▶ _Given data_
__________________________________________________

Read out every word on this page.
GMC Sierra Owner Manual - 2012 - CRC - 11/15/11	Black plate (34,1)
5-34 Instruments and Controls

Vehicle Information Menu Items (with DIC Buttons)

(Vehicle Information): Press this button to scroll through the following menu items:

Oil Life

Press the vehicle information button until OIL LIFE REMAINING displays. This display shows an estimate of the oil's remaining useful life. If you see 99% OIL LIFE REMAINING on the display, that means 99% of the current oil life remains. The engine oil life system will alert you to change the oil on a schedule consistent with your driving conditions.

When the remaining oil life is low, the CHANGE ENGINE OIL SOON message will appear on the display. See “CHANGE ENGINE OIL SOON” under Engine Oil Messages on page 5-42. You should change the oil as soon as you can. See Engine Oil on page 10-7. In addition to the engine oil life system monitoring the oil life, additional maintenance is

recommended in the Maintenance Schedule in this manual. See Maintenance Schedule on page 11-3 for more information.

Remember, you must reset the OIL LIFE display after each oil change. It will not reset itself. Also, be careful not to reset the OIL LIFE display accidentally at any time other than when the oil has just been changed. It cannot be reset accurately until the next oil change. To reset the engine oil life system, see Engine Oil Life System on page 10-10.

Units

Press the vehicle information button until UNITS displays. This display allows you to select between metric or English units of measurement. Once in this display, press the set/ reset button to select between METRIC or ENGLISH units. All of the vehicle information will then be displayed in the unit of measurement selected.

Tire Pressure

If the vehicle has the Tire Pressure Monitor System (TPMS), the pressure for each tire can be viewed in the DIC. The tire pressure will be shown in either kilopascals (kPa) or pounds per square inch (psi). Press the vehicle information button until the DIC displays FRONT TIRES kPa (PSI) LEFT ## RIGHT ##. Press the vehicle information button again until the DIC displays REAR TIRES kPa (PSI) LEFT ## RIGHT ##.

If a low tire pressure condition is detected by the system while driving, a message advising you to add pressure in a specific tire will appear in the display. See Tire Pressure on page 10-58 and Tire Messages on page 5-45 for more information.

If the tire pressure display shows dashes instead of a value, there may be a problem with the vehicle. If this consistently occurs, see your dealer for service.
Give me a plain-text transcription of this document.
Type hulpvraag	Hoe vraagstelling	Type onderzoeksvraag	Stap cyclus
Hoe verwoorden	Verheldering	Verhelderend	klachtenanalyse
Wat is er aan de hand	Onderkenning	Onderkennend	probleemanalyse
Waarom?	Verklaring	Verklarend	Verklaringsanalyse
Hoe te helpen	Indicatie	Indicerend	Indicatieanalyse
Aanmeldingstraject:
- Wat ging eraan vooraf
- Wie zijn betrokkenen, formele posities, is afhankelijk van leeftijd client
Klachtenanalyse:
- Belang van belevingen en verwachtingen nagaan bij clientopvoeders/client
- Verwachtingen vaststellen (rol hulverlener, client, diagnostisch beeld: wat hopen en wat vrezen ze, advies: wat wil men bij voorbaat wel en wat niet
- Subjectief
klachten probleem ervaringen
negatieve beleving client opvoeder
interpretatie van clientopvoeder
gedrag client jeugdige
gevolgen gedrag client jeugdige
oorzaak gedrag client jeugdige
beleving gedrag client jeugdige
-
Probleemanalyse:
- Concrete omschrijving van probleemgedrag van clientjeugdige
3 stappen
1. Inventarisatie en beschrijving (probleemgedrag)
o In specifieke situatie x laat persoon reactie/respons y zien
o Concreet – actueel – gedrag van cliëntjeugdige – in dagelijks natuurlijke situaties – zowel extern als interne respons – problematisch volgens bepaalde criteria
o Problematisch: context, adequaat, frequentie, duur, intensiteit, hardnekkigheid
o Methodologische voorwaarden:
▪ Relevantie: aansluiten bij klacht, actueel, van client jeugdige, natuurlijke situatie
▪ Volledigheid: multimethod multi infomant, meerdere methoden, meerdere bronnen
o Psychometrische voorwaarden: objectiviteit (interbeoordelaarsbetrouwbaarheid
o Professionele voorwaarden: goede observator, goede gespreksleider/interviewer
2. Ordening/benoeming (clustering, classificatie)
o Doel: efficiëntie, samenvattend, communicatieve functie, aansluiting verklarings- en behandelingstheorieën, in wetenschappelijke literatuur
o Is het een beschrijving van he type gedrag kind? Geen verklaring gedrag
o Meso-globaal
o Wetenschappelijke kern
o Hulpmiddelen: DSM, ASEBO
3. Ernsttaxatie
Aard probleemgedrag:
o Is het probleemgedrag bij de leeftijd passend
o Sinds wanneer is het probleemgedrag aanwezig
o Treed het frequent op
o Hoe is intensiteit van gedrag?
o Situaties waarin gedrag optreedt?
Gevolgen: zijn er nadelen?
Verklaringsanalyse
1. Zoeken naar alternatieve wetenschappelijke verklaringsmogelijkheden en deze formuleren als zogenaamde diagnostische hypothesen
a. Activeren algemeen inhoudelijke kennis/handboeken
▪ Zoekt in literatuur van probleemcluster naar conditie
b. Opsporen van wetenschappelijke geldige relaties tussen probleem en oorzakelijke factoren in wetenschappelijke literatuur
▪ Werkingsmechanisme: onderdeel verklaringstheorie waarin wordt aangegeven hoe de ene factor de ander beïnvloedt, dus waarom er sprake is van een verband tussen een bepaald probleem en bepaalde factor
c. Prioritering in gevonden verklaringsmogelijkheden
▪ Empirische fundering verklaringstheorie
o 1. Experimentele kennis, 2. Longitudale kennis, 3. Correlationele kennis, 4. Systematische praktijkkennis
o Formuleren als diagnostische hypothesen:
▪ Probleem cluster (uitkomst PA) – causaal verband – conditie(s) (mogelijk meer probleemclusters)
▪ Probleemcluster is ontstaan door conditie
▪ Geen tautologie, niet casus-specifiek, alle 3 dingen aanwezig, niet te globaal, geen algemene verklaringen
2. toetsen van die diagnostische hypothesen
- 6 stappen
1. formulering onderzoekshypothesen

__________________________________________________

▶ _Work instructions_
Write out the complete set of records exactly as given.

▶ _Expected output_
Read out every word on this page.
GMC Sierra Owner Manual - 2012 - CRC - 11/15/11	Black plate (34,1)
5-34 Instruments and Controls

Vehicle Information Menu Items (with DIC Buttons)

(Vehicle Information): Press this button to scroll through the following menu items:

Oil Life

Press the vehicle information button until OIL LIFE REMAINING displays. This display shows an estimate of the oil's remaining useful life. If you see 99% OIL LIFE REMAINING on the display, that means 99% of the current oil life remains. The engine oil life system will alert you to change the oil on a schedule consistent with your driving conditions.

When the remaining oil life is low, the CHANGE ENGINE OIL SOON message will appear on the display. See “CHANGE ENGINE OIL SOON” under Engine Oil Messages on page 5-42. You should change the oil as soon as you can. See Engine Oil on page 10-7. In addition to the engine oil life system monitoring the oil life, additional maintenance is

recommended in the Maintenance Schedule in this manual. See Maintenance Schedule on page 11-3 for more information.

Remember, you must reset the OIL LIFE display after each oil change. It will not reset itself. Also, be careful not to reset the OIL LIFE display accidentally at any time other than when the oil has just been changed. It cannot be reset accurately until the next oil change. To reset the engine oil life system, see Engine Oil Life System on page 10-10.

Units

Press the vehicle information button until UNITS displays. This display allows you to select between metric or English units of measurement. Once in this display, press the set/ reset button to select between METRIC or ENGLISH units. All of the vehicle information will then be displayed in the unit of measurement selected.

Tire Pressure

If the vehicle has the Tire Pressure Monitor System (TPMS), the pressure for each tire can be viewed in the DIC. The tire pressure will be shown in either kilopascals (kPa) or pounds per square inch (psi). Press the vehicle information button until the DIC displays FRONT TIRES kPa (PSI) LEFT ## RIGHT ##. Press the vehicle information button again until the DIC displays REAR TIRES kPa (PSI) LEFT ## RIGHT ##.

If a low tire pressure condition is detected by the system while driving, a message advising you to add pressure in a specific tire will appear in the display. See Tire Pressure on page 10-58 and Tire Messages on page 5-45 for more information.

If the tire pressure display shows dashes instead of a value, there may be a problem with the vehicle. If this consistently occurs, see your dealer for service.
Give me a plain-text transcription of this document.
Type hulpvraag	Hoe vraagstelling	Type onderzoeksvraag	Stap cyclus
Hoe verwoorden	Verheldering	Verhelderend	klachtenanalyse
Wat is er aan de hand	Onderkenning	Onderkennend	probleemanalyse
Waarom?	Verklaring	Verklarend	Verklaringsanalyse
Hoe te helpen	Indicatie	Indicerend	Indicatieanalyse
Aanmeldingstraject:
- Wat ging eraan vooraf
- Wie zijn betrokkenen, formele posities, is afhankelijk van leeftijd client
Klachtenanalyse:
- Belang van belevingen en verwachtingen nagaan bij clientopvoeders/client
- Verwachtingen vaststellen (rol hulverlener, client, diagnostisch beeld: wat hopen en wat vrezen ze, advies: wat wil men bij voorbaat wel en wat niet
- Subjectief
klachten probleem ervaringen
negatieve beleving client opvoeder
interpretatie van clientopvoeder
gedrag client jeugdige
gevolgen gedrag client jeugdige
oorzaak gedrag client jeugdige
beleving gedrag client jeugdige
-
Probleemanalyse:
- Concrete omschrijving van probleemgedrag van clientjeugdige
3 stappen
1. Inventarisatie en beschrijving (probleemgedrag)
o In specifieke situatie x laat persoon reactie/respons y zien
o Concreet – actueel – gedrag van cliëntjeugdige – in dagelijks natuurlijke situaties – zowel extern als interne respons – problematisch volgens bepaalde criteria
o Problematisch: context, adequaat, frequentie, duur, intensiteit, hardnekkigheid
o Methodologische voorwaarden:
▪ Relevantie: aansluiten bij klacht, actueel, van client jeugdige, natuurlijke situatie
▪ Volledigheid: multimethod multi infomant, meerdere methoden, meerdere bronnen
o Psychometrische voorwaarden: objectiviteit (interbeoordelaarsbetrouwbaarheid
o Professionele voorwaarden: goede observator, goede gespreksleider/interviewer
2. Ordening/benoeming (clustering, classificatie)
o Doel: efficiëntie, samenvattend, communicatieve functie, aansluiting verklarings- en behandelingstheorieën, in wetenschappelijke literatuur
o Is het een beschrijving van he type gedrag kind? Geen verklaring gedrag
o Meso-globaal
o Wetenschappelijke kern
o Hulpmiddelen: DSM, ASEBO
3. Ernsttaxatie
Aard probleemgedrag:
o Is het probleemgedrag bij de leeftijd passend
o Sinds wanneer is het probleemgedrag aanwezig
o Treed het frequent op
o Hoe is intensiteit van gedrag?
o Situaties waarin gedrag optreedt?
Gevolgen: zijn er nadelen?
Verklaringsanalyse
1. Zoeken naar alternatieve wetenschappelijke verklaringsmogelijkheden en deze formuleren als zogenaamde diagnostische hypothesen
a. Activeren algemeen inhoudelijke kennis/handboeken
▪ Zoekt in literatuur van probleemcluster naar conditie
b. Opsporen van wetenschappelijke geldige relaties tussen probleem en oorzakelijke factoren in wetenschappelijke literatuur
▪ Werkingsmechanisme: onderdeel verklaringstheorie waarin wordt aangegeven hoe de ene factor de ander beïnvloedt, dus waarom er sprake is van een verband tussen een bepaald probleem en bepaalde factor
c. Prioritering in gevonden verklaringsmogelijkheden
▪ Empirische fundering verklaringstheorie
o 1. Experimentele kennis, 2. Longitudale kennis, 3. Correlationele kennis, 4. Systematische praktijkkennis
o Formuleren als diagnostische hypothesen:
▪ Probleem cluster (uitkomst PA) – causaal verband – conditie(s) (mogelijk meer probleemclusters)
▪ Probleemcluster is ontstaan door conditie
▪ Geen tautologie, niet casus-specifiek, alle 3 dingen aanwezig, niet te globaal, geen algemene verklaringen
2. toetsen van die diagnostische hypothesen
- 6 stappen
1. formulering onderzoekshypothesen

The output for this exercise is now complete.